═════ Data shown
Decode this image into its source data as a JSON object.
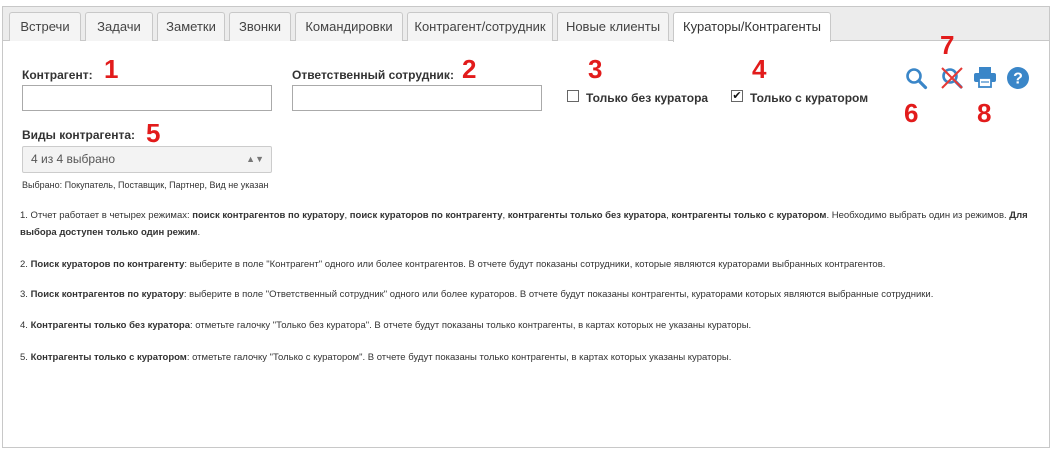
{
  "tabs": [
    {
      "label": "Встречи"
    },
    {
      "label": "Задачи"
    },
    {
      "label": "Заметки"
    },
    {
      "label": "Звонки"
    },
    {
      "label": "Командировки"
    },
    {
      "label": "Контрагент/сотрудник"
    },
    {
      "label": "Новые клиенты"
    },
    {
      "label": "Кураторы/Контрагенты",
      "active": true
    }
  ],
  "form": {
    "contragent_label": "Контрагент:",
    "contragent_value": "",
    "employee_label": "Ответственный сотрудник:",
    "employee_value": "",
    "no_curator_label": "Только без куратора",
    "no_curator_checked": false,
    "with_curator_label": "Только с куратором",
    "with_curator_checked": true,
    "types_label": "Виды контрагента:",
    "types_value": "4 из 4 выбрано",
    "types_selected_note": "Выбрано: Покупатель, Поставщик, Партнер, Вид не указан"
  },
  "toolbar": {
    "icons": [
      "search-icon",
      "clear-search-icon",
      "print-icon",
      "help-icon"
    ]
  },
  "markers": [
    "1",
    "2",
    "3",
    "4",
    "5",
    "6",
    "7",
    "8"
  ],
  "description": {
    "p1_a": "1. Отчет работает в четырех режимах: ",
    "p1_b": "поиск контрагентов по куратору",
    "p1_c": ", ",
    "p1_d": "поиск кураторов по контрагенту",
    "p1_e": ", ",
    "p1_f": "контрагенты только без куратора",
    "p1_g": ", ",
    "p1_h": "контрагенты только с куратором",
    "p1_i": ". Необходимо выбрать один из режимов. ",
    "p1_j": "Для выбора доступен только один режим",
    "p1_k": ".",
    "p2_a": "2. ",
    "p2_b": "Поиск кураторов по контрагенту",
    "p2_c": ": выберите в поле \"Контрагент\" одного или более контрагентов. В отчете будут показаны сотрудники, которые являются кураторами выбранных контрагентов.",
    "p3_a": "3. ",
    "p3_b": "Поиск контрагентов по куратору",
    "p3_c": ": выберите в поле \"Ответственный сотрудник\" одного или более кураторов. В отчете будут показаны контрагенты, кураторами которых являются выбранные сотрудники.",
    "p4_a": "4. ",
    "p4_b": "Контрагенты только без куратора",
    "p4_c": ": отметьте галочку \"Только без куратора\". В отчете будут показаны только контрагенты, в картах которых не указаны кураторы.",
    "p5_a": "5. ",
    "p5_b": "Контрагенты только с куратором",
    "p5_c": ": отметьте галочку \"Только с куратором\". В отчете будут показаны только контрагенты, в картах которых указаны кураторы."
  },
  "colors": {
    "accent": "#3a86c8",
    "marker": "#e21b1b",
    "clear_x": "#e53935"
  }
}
══════════
Directions: Only the number is needed here: how many lines of the records contain "куратором"?

The result: 4